§ **RECORDS FOR THIS EXERCISE**:
• • • • • • •
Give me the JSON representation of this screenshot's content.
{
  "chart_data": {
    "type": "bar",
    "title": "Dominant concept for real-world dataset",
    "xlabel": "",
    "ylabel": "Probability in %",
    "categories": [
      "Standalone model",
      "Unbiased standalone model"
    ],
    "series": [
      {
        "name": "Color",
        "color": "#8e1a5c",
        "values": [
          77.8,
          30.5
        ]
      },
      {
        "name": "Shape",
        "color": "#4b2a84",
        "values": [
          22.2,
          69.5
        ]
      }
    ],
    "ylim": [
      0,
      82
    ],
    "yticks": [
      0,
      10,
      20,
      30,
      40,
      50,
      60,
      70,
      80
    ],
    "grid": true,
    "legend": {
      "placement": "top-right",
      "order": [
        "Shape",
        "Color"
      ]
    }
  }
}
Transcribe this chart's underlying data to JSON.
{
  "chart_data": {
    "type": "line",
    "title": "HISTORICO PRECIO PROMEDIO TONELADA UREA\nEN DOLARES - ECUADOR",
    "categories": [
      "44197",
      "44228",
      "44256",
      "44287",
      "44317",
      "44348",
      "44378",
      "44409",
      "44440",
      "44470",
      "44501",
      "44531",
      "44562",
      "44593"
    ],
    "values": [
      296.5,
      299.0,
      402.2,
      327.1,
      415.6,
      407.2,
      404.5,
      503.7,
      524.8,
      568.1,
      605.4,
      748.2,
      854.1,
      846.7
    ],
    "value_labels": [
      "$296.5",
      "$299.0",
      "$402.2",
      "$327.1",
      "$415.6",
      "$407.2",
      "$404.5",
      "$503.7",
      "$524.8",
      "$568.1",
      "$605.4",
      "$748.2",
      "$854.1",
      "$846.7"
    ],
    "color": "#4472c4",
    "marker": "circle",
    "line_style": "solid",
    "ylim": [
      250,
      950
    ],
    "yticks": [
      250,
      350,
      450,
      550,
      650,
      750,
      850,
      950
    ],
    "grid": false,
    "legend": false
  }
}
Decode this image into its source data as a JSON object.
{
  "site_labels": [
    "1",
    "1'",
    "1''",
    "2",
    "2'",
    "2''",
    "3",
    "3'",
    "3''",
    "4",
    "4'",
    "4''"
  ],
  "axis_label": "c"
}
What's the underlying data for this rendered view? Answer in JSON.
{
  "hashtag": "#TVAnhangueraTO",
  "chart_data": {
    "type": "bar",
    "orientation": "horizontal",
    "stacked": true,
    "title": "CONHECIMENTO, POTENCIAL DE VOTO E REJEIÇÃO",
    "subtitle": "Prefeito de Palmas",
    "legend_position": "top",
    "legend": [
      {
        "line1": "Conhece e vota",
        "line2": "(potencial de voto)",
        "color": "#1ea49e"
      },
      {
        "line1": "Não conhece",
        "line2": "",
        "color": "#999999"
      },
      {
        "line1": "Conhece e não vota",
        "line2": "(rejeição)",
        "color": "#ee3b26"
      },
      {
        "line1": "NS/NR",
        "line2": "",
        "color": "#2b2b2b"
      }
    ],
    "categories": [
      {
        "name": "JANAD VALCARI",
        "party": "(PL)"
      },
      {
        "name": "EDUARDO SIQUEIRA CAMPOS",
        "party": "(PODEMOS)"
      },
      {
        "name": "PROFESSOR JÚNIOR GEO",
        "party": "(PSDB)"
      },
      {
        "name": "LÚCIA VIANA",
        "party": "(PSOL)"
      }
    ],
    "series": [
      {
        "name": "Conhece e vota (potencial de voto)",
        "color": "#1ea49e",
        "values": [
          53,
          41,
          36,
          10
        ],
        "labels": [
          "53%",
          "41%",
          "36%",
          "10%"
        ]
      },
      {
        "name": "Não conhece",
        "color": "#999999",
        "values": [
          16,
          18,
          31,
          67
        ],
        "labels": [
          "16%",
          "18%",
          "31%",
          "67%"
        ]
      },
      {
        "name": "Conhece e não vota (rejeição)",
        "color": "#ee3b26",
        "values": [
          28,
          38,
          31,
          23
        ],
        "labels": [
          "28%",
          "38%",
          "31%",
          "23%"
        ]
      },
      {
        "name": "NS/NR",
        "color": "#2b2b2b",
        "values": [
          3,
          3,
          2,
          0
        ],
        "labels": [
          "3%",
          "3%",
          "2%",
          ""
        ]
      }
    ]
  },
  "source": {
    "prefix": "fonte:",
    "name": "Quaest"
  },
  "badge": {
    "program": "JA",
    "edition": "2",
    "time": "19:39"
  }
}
• • • • • • •
Every record should be repeated exactly; please leave none out.

§ **WORKED SOLUTION**:
Give me the JSON representation of this screenshot's content.
{
  "chart_data": {
    "type": "bar",
    "title": "Dominant concept for real-world dataset",
    "xlabel": "",
    "ylabel": "Probability in %",
    "categories": [
      "Standalone model",
      "Unbiased standalone model"
    ],
    "series": [
      {
        "name": "Color",
        "color": "#8e1a5c",
        "values": [
          77.8,
          30.5
        ]
      },
      {
        "name": "Shape",
        "color": "#4b2a84",
        "values": [
          22.2,
          69.5
        ]
      }
    ],
    "ylim": [
      0,
      82
    ],
    "yticks": [
      0,
      10,
      20,
      30,
      40,
      50,
      60,
      70,
      80
    ],
    "grid": true,
    "legend": {
      "placement": "top-right",
      "order": [
        "Shape",
        "Color"
      ]
    }
  }
}
Transcribe this chart's underlying data to JSON.
{
  "chart_data": {
    "type": "line",
    "title": "HISTORICO PRECIO PROMEDIO TONELADA UREA\nEN DOLARES - ECUADOR",
    "categories": [
      "44197",
      "44228",
      "44256",
      "44287",
      "44317",
      "44348",
      "44378",
      "44409",
      "44440",
      "44470",
      "44501",
      "44531",
      "44562",
      "44593"
    ],
    "values": [
      296.5,
      299.0,
      402.2,
      327.1,
      415.6,
      407.2,
      404.5,
      503.7,
      524.8,
      568.1,
      605.4,
      748.2,
      854.1,
      846.7
    ],
    "value_labels": [
      "$296.5",
      "$299.0",
      "$402.2",
      "$327.1",
      "$415.6",
      "$407.2",
      "$404.5",
      "$503.7",
      "$524.8",
      "$568.1",
      "$605.4",
      "$748.2",
      "$854.1",
      "$846.7"
    ],
    "color": "#4472c4",
    "marker": "circle",
    "line_style": "solid",
    "ylim": [
      250,
      950
    ],
    "yticks": [
      250,
      350,
      450,
      550,
      650,
      750,
      850,
      950
    ],
    "grid": false,
    "legend": false
  }
}
Decode this image into its source data as a JSON object.
{
  "site_labels": [
    "1",
    "1'",
    "1''",
    "2",
    "2'",
    "2''",
    "3",
    "3'",
    "3''",
    "4",
    "4'",
    "4''"
  ],
  "axis_label": "c"
}
What's the underlying data for this rendered view? Answer in JSON.
{
  "hashtag": "#TVAnhangueraTO",
  "chart_data": {
    "type": "bar",
    "orientation": "horizontal",
    "stacked": true,
    "title": "CONHECIMENTO, POTENCIAL DE VOTO E REJEIÇÃO",
    "subtitle": "Prefeito de Palmas",
    "legend_position": "top",
    "legend": [
      {
        "line1": "Conhece e vota",
        "line2": "(potencial de voto)",
        "color": "#1ea49e"
      },
      {
        "line1": "Não conhece",
        "line2": "",
        "color": "#999999"
      },
      {
        "line1": "Conhece e não vota",
        "line2": "(rejeição)",
        "color": "#ee3b26"
      },
      {
        "line1": "NS/NR",
        "line2": "",
        "color": "#2b2b2b"
      }
    ],
    "categories": [
      {
        "name": "JANAD VALCARI",
        "party": "(PL)"
      },
      {
        "name": "EDUARDO SIQUEIRA CAMPOS",
        "party": "(PODEMOS)"
      },
      {
        "name": "PROFESSOR JÚNIOR GEO",
        "party": "(PSDB)"
      },
      {
        "name": "LÚCIA VIANA",
        "party": "(PSOL)"
      }
    ],
    "series": [
      {
        "name": "Conhece e vota (potencial de voto)",
        "color": "#1ea49e",
        "values": [
          53,
          41,
          36,
          10
        ],
        "labels": [
          "53%",
          "41%",
          "36%",
          "10%"
        ]
      },
      {
        "name": "Não conhece",
        "color": "#999999",
        "values": [
          16,
          18,
          31,
          67
        ],
        "labels": [
          "16%",
          "18%",
          "31%",
          "67%"
        ]
      },
      {
        "name": "Conhece e não vota (rejeição)",
        "color": "#ee3b26",
        "values": [
          28,
          38,
          31,
          23
        ],
        "labels": [
          "28%",
          "38%",
          "31%",
          "23%"
        ]
      },
      {
        "name": "NS/NR",
        "color": "#2b2b2b",
        "values": [
          3,
          3,
          2,
          0
        ],
        "labels": [
          "3%",
          "3%",
          "2%",
          ""
        ]
      }
    ]
  },
  "source": {
    "prefix": "fonte:",
    "name": "Quaest"
  },
  "badge": {
    "program": "JA",
    "edition": "2",
    "time": "19:39"
  }
}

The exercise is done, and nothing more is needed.